-- BEGIN SOURCE RECORDS --

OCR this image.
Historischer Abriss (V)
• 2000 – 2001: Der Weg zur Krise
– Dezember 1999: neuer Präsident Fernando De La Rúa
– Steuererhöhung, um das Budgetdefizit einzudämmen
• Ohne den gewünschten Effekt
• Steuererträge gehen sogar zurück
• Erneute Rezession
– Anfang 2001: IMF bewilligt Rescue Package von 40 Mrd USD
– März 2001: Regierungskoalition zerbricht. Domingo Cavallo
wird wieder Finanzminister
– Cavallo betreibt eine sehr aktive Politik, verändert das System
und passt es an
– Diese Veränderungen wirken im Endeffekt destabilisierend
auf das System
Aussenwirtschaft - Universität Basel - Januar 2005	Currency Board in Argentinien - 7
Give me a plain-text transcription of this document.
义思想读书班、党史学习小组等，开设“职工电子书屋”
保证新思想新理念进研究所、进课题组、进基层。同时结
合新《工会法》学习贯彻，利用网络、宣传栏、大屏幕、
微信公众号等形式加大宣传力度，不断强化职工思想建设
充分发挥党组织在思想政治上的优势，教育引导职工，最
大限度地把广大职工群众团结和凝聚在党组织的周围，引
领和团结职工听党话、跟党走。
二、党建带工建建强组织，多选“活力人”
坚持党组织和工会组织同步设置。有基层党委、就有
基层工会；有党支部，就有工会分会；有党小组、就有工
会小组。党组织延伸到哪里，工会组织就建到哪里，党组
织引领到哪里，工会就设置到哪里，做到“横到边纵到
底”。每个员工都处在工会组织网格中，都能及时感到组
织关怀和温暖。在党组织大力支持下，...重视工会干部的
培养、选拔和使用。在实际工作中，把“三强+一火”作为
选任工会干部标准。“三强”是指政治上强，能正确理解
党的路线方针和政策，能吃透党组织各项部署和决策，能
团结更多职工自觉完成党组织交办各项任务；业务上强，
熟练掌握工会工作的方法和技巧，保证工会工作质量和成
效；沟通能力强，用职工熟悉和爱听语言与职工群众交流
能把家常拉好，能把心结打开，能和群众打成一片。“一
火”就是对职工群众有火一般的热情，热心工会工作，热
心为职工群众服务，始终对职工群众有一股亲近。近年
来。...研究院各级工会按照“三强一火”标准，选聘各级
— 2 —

-- END SOURCE RECORDS --

**STATED GOAL:** Using the listing above, show each line holding the string "this".

**TASK ANSWER:**
OCR this image.
Give me a plain-text transcription of this document.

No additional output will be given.